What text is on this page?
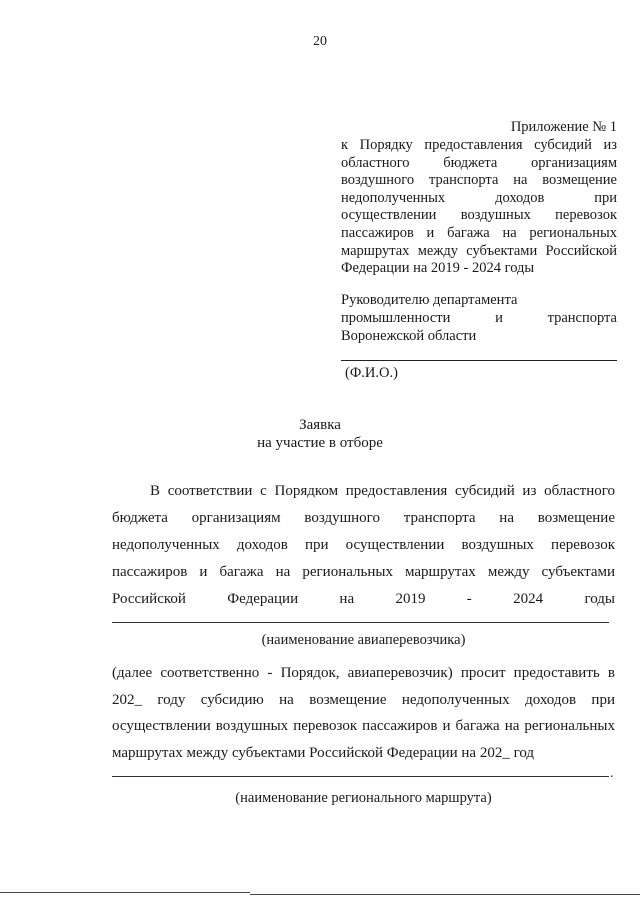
20
Приложение № 1
к Порядку предоставления субсидий из
областного бюджета организациям
воздушного транспорта на возмещение
недополученных доходов при
осуществлении воздушных перевозок
пассажиров и багажа на региональных
маршрутах между субъектами Российской
Федерации на 2019 - 2024 годы
Руководителю департамента
промышленности и транспорта
Воронежской области
(Ф.И.О.)
Заявка
на участие в отборе
В соответствии с Порядком предоставления субсидий из областного
бюджета организациям воздушного транспорта на возмещение
недополученных доходов при осуществлении воздушных перевозок
пассажиров и багажа на региональных маршрутах между субъектами
Российской Федерации на 2019 - 2024 годы
(наименование авиаперевозчика)
(далее соответственно - Порядок, авиаперевозчик) просит предоставить в
202_ году субсидию на возмещение недополученных доходов при
осуществлении воздушных перевозок пассажиров и багажа на региональных
маршрутах между субъектами Российской Федерации на 202_ год
.
(наименование регионального маршрута)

■ ■ ■ ■

GIVEN EXERCISE: Copy every line above in which the string "Федерации" shows up.

ANSWER TO THE TASK:
Федерации на 2019 - 2024 годы
Российской Федерации на 2019 - 2024 годы
маршрутах между субъектами Российской Федерации на 202_ год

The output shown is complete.